▸ Task to carry out: Each line containing the word "Bruno" needs to be copied.

** Start of Source data **

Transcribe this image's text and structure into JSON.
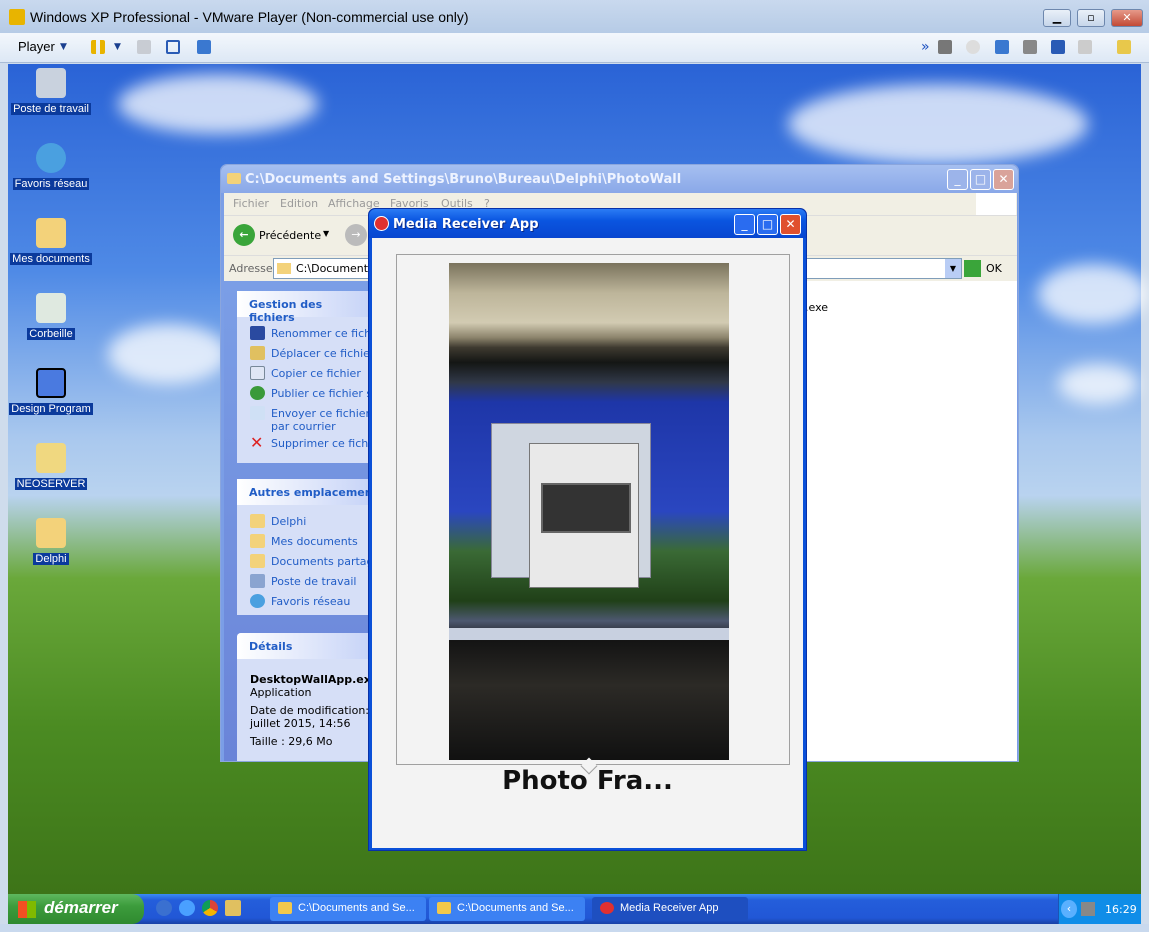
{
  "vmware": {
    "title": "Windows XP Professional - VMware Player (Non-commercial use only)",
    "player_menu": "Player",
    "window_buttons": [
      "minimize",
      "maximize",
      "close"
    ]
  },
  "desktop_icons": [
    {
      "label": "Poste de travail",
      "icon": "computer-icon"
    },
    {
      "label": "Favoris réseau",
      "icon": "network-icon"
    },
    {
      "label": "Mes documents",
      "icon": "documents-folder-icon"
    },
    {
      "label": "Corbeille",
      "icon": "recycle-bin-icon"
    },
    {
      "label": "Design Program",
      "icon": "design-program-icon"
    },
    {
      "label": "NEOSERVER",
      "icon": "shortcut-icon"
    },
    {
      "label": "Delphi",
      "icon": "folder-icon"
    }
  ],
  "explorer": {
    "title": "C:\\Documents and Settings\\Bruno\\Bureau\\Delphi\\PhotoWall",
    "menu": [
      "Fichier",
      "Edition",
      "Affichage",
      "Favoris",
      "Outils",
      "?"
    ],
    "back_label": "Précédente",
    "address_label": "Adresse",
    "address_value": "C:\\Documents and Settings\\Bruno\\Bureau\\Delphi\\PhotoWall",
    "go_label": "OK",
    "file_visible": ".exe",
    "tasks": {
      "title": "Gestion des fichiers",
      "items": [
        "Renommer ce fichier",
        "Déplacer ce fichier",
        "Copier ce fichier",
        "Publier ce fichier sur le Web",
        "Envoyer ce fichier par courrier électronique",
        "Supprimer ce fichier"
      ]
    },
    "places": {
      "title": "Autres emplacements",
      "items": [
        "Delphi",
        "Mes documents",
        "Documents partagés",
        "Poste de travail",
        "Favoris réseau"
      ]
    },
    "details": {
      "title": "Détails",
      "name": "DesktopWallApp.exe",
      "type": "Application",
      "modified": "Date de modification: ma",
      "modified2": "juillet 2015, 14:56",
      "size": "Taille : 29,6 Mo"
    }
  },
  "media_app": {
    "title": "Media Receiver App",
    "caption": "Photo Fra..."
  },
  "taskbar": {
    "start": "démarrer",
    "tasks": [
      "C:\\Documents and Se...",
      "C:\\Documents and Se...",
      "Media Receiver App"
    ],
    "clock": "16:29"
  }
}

** End of Source data **
** Start of Source data **

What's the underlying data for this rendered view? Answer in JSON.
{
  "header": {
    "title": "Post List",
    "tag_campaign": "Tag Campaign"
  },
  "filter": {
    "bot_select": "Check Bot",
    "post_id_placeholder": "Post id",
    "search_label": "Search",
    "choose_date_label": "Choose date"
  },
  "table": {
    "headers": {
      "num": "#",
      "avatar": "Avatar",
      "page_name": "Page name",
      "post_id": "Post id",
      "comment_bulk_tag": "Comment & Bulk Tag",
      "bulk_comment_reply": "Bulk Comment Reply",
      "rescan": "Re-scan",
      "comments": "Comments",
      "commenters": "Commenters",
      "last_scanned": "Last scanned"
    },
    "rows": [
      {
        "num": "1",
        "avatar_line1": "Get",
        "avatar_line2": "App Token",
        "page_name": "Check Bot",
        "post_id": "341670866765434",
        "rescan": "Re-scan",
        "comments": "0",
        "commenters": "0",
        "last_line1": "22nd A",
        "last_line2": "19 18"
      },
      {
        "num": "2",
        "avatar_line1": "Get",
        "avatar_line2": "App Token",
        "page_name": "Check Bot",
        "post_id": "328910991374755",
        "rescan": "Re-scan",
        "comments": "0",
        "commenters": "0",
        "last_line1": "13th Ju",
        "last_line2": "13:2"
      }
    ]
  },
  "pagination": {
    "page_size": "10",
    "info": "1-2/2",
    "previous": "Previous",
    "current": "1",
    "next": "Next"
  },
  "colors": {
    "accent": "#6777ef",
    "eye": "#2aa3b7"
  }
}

** End of Source data **
** Start of Source data **

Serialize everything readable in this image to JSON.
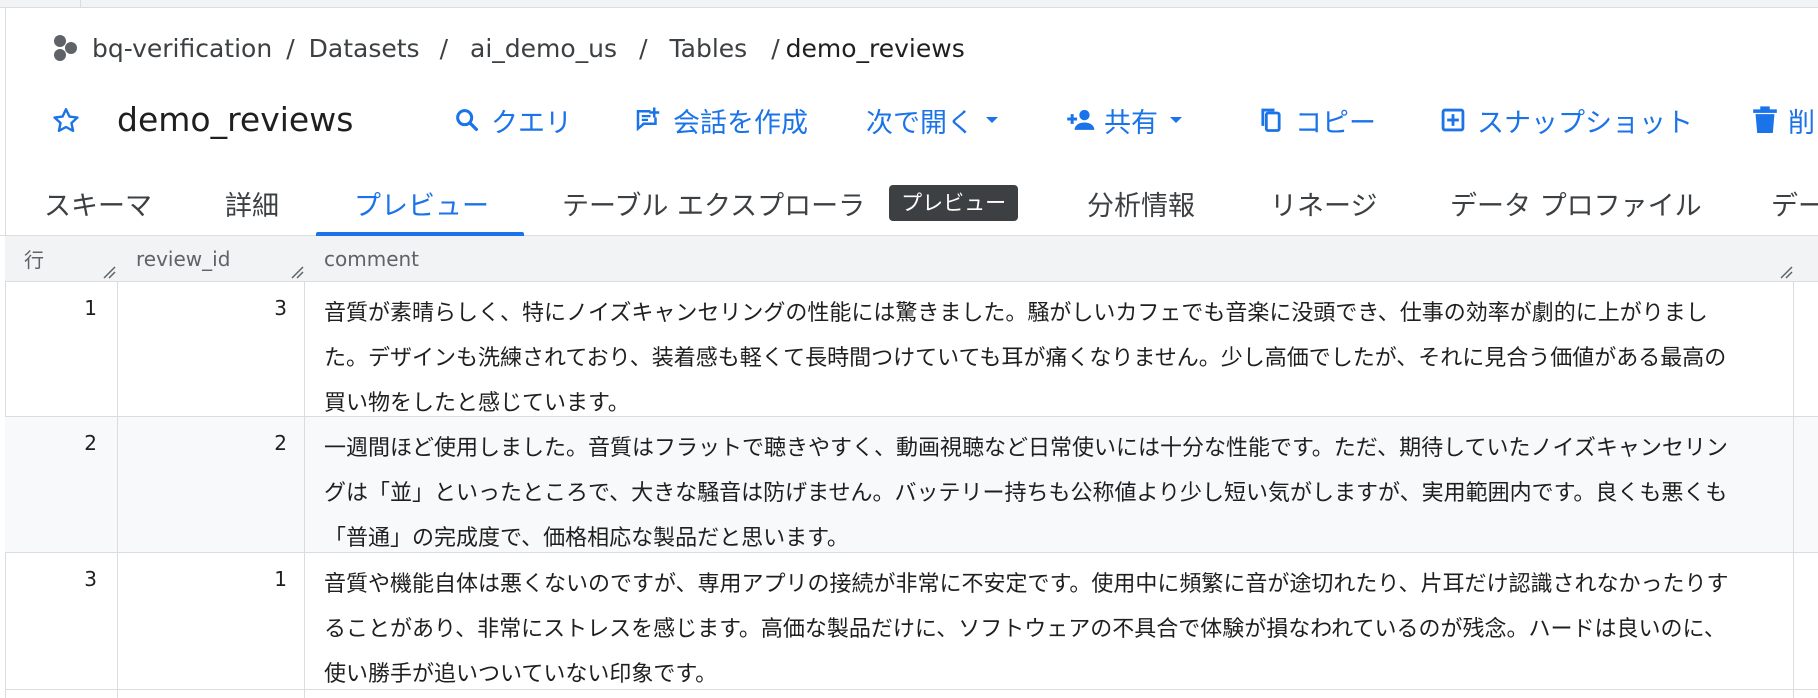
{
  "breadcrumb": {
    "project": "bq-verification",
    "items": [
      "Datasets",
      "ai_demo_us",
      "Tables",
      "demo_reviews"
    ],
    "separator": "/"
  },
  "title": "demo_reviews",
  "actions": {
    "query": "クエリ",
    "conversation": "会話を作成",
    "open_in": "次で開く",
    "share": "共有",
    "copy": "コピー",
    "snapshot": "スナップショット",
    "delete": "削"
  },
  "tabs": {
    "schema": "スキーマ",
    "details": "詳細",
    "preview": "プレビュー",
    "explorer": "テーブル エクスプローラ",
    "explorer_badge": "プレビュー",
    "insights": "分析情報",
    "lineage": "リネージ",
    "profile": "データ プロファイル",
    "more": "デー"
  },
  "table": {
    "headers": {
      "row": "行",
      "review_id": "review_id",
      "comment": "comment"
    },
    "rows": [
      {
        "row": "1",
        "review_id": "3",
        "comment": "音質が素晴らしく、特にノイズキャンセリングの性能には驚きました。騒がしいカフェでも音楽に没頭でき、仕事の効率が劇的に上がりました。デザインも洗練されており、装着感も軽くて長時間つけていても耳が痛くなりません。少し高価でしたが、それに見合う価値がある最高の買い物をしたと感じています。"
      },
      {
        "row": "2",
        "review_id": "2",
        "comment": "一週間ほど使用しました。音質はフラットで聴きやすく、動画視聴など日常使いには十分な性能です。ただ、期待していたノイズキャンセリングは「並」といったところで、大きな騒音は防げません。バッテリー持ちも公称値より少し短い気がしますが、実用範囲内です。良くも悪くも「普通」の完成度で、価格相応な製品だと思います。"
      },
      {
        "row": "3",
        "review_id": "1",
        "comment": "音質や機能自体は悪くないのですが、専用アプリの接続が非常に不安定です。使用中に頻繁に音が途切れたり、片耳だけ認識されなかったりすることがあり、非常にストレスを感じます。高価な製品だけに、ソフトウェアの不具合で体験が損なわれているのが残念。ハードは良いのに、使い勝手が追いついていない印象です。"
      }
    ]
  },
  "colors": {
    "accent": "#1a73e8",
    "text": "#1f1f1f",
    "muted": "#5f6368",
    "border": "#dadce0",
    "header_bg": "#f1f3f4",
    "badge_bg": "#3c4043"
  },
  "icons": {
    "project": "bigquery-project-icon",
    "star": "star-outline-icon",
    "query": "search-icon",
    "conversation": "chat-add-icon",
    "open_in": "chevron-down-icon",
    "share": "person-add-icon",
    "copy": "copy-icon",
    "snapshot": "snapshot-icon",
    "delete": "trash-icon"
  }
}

** End of Source data **

▸ Result of the exercise:
    "title": "C:\\Documents and Settings\\Bruno\\Bureau\\Delphi\\PhotoWall",
    "address_value": "C:\\Documents and Settings\\Bruno\\Bureau\\Delphi\\PhotoWall",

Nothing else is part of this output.